◆ The exercise
In the entries below, how many lines hold the string "Пенсионного"? Give only the number.

————————

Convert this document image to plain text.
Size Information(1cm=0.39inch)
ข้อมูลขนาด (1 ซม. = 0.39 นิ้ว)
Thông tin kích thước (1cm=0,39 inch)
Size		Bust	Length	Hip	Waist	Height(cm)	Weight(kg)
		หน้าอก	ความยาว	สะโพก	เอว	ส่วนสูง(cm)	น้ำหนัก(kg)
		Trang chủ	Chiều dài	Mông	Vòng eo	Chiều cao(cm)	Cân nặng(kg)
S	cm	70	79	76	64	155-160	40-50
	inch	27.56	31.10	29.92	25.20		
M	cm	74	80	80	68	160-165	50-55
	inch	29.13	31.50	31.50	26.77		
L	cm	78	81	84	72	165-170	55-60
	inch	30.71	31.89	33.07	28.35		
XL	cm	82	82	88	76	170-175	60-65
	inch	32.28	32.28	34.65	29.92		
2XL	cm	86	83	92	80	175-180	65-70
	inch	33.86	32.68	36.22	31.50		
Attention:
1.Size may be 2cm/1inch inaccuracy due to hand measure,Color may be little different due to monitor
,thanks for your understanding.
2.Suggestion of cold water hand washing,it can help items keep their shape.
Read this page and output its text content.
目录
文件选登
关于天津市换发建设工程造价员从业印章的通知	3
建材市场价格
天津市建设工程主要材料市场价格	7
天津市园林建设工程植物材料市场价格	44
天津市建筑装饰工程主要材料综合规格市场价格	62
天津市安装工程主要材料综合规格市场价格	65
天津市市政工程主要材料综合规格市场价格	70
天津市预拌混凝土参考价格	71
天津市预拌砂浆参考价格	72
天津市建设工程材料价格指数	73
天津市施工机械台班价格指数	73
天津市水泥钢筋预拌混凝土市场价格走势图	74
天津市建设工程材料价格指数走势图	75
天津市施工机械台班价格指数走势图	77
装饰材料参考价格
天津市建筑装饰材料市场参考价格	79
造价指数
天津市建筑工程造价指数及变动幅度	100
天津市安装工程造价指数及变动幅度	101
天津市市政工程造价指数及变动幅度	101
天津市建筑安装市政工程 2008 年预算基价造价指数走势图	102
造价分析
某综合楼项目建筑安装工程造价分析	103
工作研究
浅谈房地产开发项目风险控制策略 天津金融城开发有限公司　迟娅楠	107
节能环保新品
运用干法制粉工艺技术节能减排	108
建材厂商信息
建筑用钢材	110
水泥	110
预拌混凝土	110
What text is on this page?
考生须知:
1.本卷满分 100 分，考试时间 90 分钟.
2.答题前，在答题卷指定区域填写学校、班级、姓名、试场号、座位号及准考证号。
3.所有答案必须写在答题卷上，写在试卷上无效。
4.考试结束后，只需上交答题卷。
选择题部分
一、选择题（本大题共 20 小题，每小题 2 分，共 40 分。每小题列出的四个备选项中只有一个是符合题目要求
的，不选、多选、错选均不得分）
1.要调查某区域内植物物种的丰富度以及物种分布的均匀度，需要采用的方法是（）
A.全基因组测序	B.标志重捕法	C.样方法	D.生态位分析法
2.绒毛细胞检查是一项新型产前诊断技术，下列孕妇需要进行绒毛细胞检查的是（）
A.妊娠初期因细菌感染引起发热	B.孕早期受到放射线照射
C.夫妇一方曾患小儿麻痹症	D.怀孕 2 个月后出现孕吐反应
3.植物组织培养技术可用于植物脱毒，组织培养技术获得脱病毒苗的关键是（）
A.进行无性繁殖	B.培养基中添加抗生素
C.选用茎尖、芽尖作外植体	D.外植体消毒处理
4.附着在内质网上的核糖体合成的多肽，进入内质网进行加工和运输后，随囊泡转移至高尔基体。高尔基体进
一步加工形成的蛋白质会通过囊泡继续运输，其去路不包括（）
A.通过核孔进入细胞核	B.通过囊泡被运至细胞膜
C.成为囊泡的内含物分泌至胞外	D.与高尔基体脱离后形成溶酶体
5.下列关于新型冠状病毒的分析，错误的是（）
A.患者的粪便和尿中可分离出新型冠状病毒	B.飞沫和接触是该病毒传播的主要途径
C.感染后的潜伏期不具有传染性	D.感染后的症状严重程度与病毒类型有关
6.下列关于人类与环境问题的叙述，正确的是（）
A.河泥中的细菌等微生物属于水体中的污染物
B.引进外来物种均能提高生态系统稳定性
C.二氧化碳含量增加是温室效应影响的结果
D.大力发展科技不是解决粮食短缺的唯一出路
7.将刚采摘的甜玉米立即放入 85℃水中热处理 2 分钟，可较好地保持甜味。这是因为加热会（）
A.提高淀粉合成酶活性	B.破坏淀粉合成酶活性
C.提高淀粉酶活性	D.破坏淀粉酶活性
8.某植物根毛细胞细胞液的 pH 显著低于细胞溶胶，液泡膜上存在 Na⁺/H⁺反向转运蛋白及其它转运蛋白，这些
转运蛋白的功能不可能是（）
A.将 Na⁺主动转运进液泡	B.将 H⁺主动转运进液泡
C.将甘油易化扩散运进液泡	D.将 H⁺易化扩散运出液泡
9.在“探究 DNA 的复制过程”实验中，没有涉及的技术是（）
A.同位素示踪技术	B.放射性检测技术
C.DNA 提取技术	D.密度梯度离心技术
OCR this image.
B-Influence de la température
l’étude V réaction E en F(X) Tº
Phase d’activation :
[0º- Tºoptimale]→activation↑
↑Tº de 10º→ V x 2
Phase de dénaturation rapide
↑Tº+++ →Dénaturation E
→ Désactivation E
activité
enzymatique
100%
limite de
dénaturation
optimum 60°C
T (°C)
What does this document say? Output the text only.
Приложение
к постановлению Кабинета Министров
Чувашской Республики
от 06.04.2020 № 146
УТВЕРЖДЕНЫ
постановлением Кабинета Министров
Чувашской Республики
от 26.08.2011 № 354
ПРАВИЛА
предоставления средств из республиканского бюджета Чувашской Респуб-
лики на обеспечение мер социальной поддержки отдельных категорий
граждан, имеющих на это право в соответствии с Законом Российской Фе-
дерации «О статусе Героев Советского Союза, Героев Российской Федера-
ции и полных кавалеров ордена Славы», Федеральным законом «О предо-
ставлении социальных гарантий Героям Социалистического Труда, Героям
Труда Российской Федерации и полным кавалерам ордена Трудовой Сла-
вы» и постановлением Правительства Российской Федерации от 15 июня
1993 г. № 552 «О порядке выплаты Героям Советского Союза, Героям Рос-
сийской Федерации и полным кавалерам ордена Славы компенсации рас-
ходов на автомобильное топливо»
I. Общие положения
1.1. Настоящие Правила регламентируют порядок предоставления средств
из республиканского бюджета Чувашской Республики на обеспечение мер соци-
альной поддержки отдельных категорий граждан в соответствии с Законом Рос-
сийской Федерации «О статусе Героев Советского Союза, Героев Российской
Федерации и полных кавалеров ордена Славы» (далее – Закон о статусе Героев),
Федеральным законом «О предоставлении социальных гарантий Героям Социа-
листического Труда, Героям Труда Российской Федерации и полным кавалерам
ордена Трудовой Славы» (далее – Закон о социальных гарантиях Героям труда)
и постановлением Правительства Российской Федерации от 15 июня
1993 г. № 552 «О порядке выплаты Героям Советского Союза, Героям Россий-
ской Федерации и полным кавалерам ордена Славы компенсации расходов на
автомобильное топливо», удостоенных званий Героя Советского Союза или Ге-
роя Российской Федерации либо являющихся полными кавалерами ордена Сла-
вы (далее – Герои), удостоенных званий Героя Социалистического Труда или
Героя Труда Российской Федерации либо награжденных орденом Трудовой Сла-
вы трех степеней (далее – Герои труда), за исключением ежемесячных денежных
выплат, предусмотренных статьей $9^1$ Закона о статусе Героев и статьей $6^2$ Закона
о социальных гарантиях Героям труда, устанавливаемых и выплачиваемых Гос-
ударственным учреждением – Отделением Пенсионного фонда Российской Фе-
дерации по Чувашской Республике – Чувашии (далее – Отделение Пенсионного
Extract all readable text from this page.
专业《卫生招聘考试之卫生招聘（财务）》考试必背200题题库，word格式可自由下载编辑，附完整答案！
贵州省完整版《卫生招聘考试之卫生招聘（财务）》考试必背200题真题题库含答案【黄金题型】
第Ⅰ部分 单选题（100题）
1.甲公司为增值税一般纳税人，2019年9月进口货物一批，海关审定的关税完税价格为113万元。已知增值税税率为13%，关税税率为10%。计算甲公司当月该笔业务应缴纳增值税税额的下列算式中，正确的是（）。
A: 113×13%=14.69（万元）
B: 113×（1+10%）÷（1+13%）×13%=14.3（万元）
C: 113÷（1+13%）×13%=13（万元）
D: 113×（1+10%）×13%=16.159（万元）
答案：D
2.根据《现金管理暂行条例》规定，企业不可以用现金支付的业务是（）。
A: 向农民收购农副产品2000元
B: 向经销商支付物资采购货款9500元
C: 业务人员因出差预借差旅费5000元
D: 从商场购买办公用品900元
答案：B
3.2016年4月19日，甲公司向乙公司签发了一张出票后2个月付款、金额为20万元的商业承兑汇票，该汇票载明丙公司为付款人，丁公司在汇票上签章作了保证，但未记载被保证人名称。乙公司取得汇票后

————————

◆ Result of the task
2